Enregistrements affichés -
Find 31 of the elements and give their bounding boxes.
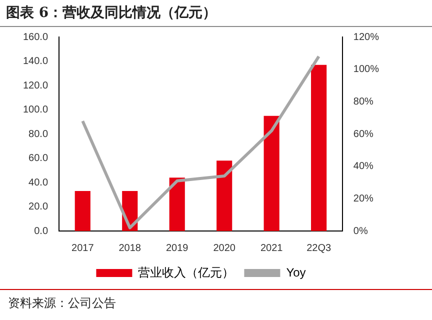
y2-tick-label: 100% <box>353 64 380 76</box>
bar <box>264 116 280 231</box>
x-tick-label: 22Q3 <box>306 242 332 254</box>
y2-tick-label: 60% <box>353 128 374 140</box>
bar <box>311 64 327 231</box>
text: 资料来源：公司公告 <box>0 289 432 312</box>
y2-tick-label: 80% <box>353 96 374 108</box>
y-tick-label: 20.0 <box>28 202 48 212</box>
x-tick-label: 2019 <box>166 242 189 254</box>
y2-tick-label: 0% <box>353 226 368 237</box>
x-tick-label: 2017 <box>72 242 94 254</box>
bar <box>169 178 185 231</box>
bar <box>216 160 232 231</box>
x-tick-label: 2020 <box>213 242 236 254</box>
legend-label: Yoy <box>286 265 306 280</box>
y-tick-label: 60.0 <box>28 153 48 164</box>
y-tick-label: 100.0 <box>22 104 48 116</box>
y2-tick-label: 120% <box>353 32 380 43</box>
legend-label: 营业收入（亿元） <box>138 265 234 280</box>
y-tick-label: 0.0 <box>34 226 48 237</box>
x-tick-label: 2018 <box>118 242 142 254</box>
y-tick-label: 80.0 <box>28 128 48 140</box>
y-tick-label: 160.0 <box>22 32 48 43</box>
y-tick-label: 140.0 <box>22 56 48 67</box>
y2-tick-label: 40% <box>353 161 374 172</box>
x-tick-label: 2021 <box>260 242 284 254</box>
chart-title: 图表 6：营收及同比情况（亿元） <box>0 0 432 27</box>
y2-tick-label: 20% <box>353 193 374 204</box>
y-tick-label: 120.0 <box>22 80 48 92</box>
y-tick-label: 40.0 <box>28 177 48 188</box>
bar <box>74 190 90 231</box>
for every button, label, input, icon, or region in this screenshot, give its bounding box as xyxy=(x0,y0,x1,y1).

* * *

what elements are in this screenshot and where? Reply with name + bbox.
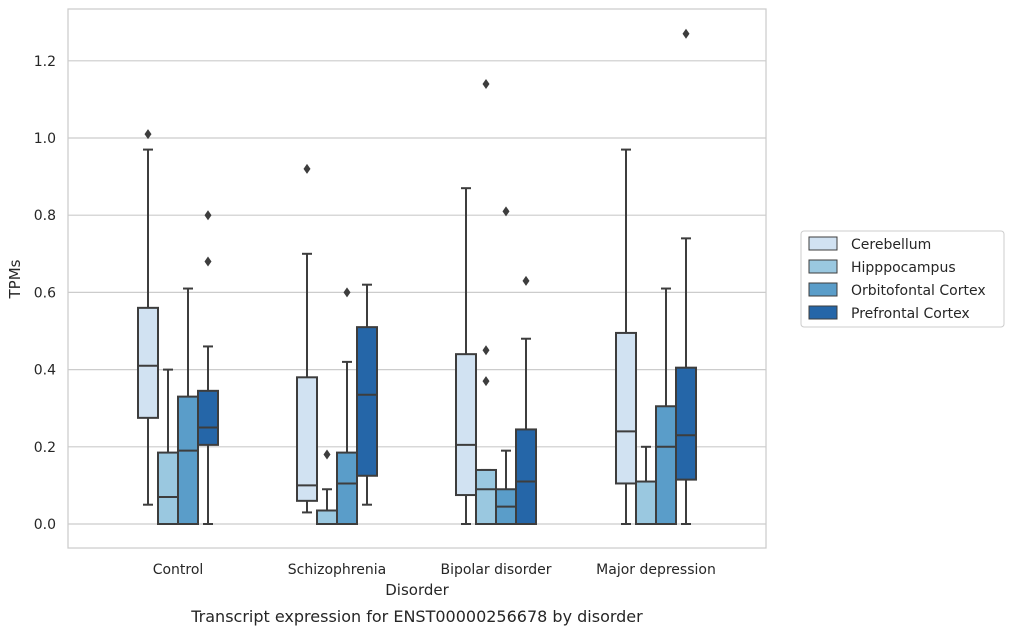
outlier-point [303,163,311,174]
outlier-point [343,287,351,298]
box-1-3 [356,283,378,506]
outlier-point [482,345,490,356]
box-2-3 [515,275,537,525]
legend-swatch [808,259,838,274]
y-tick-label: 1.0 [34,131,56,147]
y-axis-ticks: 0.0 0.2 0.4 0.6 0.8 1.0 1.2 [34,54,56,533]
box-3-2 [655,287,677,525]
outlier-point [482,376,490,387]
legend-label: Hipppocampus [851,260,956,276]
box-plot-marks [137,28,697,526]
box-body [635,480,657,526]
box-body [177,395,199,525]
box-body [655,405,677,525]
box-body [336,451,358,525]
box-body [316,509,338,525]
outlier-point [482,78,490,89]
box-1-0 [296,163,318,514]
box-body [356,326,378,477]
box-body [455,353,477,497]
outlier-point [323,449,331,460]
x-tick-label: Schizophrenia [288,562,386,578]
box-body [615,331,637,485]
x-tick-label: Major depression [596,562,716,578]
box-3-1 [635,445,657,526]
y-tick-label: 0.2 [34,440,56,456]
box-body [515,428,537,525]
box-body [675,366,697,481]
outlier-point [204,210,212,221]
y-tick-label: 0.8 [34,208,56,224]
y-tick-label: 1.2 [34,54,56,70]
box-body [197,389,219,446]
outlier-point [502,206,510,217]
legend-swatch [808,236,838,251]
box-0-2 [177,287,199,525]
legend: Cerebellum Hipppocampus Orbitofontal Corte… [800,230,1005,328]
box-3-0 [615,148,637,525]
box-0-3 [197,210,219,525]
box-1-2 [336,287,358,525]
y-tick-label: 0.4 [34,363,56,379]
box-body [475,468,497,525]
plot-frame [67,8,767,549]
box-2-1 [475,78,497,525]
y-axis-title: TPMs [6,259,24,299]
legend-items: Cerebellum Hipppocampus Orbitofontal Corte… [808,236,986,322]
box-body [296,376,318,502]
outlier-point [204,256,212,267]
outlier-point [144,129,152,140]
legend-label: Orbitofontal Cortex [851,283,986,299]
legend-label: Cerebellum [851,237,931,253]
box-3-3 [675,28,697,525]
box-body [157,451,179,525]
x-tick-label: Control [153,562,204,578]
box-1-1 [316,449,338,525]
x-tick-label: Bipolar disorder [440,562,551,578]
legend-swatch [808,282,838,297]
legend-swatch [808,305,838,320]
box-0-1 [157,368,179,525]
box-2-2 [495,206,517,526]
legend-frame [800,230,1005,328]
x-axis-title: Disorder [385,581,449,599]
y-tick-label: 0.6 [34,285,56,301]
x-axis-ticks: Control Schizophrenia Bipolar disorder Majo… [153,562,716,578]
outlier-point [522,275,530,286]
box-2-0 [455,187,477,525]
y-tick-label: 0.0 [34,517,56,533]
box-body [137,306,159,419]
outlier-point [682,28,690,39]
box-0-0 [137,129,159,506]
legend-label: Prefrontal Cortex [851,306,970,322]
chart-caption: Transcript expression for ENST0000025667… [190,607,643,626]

Consigne - Recopiez à l'identique les lignes des enregistrements ci-dessus, en commençant par celle qui contient « y2-tick-label: 100% <box>353 64 380 76</box> » et en terminant par celle qui contient « for every button, label, input, icon, or », ces deux lignes comprises.

Réponse attendue -
y2-tick-label: 100% <box>353 64 380 76</box>
bar <box>264 116 280 231</box>
x-tick-label: 22Q3 <box>306 242 332 254</box>
y2-tick-label: 60% <box>353 128 374 140</box>
bar <box>311 64 327 231</box>
text: 资料来源：公司公告 <box>0 289 432 312</box>
y2-tick-label: 80% <box>353 96 374 108</box>
y-tick-label: 20.0 <box>28 202 48 212</box>
x-tick-label: 2019 <box>166 242 189 254</box>
y2-tick-label: 0% <box>353 226 368 237</box>
x-tick-label: 2017 <box>72 242 94 254</box>
bar <box>169 178 185 231</box>
bar <box>216 160 232 231</box>
x-tick-label: 2020 <box>213 242 236 254</box>
legend-label: Yoy <box>286 265 306 280</box>
y-tick-label: 60.0 <box>28 153 48 164</box>
y-tick-label: 100.0 <box>22 104 48 116</box>
y2-tick-label: 120% <box>353 32 380 43</box>
legend-label: 营业收入（亿元） <box>138 265 234 280</box>
y-tick-label: 0.0 <box>34 226 48 237</box>
x-tick-label: 2018 <box>118 242 142 254</box>
y-tick-label: 80.0 <box>28 128 48 140</box>
y-tick-label: 160.0 <box>22 32 48 43</box>
y-tick-label: 140.0 <box>22 56 48 67</box>
y2-tick-label: 40% <box>353 161 374 172</box>
x-tick-label: 2021 <box>260 242 284 254</box>
chart-title: 图表 6：营收及同比情况（亿元） <box>0 0 432 27</box>
y2-tick-label: 20% <box>353 193 374 204</box>
y-tick-label: 120.0 <box>22 80 48 92</box>
y-tick-label: 40.0 <box>28 177 48 188</box>
bar <box>74 190 90 231</box>
for every button, label, input, icon, or region in this screenshot, give its bounding box as xyxy=(x0,y0,x1,y1).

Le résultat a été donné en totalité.